▶ Short exercise
Find the string "faunal" in the listing and report every line that has it.

Stored data
╔══
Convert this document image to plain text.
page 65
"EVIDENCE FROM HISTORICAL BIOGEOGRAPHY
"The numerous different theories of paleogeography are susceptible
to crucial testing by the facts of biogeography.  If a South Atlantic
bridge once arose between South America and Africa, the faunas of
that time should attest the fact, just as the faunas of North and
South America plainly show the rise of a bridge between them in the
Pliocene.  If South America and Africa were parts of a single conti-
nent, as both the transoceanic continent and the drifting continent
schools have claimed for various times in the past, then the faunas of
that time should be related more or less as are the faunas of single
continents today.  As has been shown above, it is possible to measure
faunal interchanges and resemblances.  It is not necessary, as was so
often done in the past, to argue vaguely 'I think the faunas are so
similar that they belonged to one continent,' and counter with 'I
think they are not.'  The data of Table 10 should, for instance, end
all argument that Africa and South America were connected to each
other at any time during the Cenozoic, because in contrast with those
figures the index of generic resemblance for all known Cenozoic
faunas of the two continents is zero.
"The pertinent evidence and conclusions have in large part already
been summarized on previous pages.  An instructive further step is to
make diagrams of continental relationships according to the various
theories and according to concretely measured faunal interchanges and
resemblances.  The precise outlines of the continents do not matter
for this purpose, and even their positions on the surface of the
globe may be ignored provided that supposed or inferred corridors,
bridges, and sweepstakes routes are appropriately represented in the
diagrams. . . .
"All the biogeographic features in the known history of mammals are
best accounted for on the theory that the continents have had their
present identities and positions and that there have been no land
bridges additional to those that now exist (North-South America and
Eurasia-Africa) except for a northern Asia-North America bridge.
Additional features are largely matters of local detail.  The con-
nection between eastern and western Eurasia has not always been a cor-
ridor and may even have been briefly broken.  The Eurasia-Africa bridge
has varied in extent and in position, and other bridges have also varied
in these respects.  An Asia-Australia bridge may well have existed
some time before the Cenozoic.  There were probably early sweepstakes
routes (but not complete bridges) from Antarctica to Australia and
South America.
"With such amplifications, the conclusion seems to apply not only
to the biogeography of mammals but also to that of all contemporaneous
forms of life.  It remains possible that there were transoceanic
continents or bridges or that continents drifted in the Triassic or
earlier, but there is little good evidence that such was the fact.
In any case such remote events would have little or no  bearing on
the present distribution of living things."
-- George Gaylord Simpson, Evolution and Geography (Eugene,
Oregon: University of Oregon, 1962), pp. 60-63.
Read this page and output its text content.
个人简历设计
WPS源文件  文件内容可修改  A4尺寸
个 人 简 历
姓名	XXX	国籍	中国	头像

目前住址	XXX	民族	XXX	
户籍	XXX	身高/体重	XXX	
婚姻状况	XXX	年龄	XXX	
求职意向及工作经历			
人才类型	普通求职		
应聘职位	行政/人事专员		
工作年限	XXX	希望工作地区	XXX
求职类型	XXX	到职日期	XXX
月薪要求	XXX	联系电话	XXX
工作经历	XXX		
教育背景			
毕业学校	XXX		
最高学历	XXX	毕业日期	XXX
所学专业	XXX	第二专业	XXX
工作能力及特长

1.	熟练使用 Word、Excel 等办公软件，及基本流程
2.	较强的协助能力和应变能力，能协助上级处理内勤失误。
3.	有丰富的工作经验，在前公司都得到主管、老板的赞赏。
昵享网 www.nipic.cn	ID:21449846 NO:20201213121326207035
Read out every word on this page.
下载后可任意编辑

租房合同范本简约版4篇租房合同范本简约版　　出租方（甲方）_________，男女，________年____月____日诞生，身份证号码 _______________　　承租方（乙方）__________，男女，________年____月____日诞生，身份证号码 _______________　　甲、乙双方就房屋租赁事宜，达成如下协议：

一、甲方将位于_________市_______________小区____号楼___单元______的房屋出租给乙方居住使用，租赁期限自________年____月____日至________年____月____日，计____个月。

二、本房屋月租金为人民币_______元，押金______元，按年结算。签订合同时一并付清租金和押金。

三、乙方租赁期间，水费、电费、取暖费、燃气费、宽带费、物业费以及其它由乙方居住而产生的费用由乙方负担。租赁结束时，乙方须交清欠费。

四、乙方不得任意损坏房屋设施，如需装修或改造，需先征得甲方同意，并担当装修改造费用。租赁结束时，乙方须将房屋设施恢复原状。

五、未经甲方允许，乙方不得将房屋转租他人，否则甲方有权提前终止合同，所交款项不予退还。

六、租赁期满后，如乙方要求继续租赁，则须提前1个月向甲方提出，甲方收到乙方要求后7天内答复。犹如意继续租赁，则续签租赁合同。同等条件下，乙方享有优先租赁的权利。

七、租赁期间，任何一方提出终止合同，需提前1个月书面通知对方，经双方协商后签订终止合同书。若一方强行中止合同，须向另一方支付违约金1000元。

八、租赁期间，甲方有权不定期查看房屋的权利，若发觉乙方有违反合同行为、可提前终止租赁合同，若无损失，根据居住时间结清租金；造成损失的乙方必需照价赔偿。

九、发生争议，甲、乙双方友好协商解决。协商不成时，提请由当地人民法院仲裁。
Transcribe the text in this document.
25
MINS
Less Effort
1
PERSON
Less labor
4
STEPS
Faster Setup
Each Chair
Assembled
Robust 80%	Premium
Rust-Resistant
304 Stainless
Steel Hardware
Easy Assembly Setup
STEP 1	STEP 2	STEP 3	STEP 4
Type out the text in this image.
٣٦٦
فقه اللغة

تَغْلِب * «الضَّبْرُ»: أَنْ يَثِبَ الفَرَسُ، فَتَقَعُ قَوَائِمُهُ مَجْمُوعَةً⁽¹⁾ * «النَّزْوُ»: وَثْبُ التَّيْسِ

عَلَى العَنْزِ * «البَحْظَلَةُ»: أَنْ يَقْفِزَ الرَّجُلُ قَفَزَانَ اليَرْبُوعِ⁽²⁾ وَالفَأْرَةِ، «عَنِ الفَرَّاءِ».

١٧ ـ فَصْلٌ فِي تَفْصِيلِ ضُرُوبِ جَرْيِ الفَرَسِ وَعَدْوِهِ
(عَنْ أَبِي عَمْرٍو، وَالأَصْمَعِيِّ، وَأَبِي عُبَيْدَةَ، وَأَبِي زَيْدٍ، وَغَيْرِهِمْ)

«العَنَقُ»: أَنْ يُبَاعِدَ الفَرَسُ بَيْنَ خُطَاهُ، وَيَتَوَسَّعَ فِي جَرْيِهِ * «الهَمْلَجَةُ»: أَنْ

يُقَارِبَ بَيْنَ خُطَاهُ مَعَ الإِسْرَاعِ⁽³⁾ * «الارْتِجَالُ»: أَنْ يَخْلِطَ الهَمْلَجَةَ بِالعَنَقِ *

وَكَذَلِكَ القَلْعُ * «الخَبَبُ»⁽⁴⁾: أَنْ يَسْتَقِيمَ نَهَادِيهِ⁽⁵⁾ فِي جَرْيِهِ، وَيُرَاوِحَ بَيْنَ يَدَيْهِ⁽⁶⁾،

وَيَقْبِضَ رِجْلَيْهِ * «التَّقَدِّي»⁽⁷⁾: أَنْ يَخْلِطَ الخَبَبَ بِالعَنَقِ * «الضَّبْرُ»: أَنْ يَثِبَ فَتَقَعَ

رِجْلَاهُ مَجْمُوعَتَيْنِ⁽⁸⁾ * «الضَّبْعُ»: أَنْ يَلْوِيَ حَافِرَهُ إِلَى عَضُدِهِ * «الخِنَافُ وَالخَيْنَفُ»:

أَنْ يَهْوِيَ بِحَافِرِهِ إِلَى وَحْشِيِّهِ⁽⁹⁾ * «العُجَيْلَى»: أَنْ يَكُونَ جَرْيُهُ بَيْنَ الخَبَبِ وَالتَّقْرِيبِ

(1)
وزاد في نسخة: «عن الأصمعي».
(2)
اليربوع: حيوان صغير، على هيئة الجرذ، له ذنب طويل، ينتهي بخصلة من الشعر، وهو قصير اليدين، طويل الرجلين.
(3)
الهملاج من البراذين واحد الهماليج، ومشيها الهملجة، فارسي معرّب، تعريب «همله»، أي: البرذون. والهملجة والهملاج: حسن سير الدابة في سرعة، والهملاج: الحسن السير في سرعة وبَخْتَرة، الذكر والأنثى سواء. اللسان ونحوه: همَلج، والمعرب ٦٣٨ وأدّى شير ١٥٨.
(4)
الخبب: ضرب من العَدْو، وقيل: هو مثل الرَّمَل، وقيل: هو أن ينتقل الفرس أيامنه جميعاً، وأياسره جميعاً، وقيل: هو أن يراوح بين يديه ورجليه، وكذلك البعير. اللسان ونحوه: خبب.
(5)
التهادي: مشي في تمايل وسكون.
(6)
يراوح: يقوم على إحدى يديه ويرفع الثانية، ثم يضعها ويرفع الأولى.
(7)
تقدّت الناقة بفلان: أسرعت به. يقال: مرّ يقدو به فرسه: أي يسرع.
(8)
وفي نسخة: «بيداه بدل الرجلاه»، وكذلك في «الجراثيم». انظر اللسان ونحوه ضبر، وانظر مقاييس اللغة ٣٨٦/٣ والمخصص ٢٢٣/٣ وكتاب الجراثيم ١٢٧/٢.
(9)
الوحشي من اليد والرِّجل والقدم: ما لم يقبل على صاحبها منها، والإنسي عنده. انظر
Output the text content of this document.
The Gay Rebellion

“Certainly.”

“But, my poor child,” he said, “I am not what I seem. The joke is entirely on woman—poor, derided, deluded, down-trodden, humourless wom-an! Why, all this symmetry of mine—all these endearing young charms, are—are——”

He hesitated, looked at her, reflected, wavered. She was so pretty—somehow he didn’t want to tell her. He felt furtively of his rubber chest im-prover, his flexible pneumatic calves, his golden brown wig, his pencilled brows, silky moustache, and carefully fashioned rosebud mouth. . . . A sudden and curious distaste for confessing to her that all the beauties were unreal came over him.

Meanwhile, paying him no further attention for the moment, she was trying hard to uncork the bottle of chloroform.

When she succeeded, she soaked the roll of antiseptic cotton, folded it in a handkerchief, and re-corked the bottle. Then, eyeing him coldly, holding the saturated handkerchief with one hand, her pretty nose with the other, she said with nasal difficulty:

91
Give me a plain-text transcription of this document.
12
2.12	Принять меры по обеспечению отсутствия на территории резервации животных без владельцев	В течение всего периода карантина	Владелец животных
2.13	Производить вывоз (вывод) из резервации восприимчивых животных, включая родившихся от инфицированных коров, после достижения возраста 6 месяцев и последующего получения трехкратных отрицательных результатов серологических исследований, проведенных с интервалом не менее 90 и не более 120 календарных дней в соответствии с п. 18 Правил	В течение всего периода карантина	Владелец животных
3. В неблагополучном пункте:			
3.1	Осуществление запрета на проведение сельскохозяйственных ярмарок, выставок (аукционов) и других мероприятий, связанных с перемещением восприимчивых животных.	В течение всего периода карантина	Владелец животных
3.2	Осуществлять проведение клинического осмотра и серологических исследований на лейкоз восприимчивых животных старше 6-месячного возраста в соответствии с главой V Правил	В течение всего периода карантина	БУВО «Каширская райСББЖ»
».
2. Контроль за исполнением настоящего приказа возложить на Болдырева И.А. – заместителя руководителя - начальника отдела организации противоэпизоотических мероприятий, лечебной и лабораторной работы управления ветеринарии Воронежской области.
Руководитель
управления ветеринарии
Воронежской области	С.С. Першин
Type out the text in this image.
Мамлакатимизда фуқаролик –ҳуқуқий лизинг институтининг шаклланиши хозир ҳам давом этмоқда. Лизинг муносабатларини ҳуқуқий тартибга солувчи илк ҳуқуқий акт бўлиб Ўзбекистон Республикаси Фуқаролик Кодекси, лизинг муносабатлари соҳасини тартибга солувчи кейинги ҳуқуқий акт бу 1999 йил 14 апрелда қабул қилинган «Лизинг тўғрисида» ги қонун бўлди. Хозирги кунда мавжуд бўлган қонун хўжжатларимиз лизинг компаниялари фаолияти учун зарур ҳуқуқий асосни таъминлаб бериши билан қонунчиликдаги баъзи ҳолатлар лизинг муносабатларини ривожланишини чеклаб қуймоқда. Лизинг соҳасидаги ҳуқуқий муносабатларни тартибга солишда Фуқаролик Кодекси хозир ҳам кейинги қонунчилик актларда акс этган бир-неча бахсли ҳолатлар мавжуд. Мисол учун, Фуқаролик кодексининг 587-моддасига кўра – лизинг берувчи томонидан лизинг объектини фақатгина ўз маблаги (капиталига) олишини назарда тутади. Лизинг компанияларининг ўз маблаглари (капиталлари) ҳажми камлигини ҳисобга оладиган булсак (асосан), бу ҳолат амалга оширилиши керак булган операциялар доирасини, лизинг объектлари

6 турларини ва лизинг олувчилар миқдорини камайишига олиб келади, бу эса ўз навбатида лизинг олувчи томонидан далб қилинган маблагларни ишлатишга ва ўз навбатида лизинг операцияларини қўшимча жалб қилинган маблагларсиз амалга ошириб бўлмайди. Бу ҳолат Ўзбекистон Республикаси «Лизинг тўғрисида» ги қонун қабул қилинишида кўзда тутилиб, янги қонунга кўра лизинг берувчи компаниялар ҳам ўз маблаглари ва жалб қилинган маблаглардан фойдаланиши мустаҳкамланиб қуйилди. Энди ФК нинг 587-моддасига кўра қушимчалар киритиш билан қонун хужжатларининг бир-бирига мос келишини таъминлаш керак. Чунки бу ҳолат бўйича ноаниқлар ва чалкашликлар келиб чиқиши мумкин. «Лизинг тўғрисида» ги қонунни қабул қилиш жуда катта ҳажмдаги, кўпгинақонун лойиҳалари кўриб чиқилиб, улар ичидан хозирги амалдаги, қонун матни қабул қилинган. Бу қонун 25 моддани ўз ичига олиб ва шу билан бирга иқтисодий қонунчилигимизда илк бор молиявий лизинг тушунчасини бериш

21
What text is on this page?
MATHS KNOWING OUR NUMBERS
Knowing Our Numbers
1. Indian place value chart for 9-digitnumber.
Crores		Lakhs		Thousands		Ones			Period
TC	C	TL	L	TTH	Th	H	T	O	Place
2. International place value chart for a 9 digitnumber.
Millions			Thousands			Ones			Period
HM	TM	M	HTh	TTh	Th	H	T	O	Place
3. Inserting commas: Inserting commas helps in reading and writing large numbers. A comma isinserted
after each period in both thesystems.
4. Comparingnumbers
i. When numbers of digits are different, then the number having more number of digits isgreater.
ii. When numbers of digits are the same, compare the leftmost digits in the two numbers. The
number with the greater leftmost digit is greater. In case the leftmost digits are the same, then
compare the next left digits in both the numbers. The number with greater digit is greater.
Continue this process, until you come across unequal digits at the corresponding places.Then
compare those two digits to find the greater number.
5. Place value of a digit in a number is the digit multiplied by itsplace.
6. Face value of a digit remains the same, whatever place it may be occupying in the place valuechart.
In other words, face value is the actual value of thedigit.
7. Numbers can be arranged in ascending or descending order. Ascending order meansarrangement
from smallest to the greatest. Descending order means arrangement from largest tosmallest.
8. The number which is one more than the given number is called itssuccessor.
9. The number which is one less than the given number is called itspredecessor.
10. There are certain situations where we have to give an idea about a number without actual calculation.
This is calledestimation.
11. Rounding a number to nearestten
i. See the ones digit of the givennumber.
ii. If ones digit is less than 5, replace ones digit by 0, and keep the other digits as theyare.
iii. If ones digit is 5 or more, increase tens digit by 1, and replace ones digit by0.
╚══
▶ Answer to this problem
faunal interchanges and resemblances.  It is not necessary, as was so
theories and according to concretely measured faunal interchanges and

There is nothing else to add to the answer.